**WHAT IS BEING ASKED**
Report every line from the material that contains the word "прокат".

Records:
▬▬▬▬▬▬
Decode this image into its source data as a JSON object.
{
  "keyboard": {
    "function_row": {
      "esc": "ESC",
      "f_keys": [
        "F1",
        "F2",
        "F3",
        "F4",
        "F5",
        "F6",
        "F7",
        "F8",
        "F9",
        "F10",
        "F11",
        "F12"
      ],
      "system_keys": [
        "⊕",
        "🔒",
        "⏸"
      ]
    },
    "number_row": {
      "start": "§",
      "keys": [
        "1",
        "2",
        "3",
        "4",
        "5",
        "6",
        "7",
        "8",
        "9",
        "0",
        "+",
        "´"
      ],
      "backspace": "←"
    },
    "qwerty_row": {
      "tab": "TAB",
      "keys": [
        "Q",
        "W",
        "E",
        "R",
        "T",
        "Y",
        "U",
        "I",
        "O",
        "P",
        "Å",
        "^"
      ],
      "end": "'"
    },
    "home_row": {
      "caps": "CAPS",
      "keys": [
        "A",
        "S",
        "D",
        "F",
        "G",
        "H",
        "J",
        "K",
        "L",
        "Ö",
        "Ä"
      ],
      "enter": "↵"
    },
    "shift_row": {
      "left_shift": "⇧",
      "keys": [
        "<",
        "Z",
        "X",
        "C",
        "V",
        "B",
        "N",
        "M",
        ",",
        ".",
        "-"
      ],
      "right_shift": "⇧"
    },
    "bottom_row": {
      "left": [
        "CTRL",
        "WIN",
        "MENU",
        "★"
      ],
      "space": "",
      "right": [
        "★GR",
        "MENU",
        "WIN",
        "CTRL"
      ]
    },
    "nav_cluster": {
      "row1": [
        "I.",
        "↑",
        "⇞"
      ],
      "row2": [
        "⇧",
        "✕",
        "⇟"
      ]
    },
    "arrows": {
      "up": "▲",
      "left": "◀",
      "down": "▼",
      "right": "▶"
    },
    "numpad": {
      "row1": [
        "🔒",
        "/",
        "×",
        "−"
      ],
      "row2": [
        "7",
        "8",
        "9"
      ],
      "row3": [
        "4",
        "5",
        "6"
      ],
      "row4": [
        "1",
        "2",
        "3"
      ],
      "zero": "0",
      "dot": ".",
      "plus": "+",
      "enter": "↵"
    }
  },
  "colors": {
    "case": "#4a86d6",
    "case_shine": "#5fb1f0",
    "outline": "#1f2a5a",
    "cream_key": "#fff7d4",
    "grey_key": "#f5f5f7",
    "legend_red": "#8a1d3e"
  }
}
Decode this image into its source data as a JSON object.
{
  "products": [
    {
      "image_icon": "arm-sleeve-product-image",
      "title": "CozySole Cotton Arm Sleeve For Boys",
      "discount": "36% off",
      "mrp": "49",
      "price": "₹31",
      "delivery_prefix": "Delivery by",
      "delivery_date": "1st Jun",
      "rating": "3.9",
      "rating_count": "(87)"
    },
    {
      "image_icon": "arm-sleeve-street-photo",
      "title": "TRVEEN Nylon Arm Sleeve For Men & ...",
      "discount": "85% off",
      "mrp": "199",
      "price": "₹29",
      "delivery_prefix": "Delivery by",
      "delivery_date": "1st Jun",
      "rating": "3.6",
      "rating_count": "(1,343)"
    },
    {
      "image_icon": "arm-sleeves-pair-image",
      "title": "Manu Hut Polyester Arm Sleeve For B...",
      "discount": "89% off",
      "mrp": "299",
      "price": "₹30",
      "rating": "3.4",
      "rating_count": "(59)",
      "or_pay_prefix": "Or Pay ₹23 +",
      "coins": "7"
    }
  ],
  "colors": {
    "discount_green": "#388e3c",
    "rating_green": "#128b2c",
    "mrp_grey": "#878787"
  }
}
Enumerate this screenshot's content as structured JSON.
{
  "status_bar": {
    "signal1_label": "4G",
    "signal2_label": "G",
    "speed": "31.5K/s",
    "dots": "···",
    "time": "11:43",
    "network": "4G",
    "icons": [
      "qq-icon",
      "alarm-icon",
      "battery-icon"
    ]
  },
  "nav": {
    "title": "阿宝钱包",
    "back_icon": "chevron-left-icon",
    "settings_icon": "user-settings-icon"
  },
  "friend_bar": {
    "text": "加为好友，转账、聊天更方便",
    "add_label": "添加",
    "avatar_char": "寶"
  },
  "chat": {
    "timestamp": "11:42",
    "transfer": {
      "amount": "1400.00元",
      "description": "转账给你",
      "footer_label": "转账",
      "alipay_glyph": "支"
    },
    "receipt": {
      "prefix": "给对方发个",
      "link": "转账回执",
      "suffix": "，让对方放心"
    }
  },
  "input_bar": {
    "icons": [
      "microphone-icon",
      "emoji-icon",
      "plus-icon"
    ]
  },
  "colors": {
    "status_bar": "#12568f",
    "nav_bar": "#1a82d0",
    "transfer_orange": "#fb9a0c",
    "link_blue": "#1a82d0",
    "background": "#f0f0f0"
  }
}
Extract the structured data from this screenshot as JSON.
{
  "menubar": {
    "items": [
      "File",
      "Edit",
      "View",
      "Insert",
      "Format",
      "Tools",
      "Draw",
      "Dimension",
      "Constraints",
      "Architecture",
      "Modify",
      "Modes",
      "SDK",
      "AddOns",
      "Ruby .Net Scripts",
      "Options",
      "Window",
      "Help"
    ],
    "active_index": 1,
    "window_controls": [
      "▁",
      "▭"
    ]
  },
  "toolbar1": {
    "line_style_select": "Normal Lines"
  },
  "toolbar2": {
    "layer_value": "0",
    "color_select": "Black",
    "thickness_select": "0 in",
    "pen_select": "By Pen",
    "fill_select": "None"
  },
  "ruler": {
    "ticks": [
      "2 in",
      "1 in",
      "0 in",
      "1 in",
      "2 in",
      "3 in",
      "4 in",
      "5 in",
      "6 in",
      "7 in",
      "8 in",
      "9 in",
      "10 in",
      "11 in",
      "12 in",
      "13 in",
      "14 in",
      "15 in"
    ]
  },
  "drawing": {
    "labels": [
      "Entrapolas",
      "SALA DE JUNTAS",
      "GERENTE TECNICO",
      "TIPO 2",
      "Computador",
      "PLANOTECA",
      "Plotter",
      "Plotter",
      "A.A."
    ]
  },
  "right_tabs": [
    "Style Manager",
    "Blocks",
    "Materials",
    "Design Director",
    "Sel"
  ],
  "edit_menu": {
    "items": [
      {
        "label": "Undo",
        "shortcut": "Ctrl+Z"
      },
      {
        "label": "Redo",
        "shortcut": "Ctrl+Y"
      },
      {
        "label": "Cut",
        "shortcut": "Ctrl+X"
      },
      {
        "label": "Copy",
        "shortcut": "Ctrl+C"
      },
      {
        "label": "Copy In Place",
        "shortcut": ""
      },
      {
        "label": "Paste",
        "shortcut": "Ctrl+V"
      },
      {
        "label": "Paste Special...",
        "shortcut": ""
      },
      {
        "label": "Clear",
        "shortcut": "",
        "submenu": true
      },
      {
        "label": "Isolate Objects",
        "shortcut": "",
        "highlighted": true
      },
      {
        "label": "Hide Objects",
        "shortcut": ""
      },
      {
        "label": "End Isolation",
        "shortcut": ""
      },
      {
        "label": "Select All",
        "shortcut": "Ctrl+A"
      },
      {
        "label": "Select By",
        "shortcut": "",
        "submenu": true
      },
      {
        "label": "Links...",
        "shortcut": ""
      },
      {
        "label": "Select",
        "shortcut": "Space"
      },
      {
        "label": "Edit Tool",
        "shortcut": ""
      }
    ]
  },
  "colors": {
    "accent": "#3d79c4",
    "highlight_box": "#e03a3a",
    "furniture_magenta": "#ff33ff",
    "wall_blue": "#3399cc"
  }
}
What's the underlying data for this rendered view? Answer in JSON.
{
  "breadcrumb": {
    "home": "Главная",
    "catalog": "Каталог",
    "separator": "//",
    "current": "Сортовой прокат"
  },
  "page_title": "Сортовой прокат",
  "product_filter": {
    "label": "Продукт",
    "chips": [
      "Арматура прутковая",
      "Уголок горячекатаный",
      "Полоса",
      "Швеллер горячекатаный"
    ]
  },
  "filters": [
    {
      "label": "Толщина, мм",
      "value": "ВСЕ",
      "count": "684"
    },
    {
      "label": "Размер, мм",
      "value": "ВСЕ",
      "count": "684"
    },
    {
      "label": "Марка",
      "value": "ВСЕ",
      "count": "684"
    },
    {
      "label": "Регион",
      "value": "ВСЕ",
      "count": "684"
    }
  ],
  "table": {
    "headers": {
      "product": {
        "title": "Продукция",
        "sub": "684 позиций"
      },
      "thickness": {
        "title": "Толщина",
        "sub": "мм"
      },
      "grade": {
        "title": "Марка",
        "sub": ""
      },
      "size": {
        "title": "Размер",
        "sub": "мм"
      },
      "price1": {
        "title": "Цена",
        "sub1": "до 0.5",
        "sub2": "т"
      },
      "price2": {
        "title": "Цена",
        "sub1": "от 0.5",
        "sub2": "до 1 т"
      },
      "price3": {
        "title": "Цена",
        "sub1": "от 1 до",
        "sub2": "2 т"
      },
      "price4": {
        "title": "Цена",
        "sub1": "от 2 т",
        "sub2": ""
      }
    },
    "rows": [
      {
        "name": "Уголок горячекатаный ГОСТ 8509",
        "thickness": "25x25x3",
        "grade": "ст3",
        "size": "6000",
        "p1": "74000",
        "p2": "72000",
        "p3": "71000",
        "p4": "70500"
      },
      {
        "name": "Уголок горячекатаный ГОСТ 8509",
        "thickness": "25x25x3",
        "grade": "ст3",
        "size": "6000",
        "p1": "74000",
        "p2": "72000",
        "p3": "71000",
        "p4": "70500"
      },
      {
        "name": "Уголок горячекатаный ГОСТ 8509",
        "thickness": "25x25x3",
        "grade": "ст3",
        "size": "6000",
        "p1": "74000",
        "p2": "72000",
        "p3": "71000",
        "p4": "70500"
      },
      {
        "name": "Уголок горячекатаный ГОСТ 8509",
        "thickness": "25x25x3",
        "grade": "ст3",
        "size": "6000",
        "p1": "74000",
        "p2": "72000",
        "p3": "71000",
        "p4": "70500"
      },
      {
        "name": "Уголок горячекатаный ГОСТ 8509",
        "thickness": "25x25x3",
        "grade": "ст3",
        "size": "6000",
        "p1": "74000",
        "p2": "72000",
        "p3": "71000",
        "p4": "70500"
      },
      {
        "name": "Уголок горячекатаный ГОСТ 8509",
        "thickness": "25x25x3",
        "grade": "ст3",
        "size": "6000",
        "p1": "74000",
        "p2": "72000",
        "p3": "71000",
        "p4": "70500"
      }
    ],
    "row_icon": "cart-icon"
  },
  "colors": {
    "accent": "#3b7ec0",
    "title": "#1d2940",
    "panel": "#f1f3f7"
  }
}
▬▬▬▬▬▬
**RESPONSE FOR THIS EXERCISE**
    "current": "Сортовой прокат"
  "page_title": "Сортовой прокат",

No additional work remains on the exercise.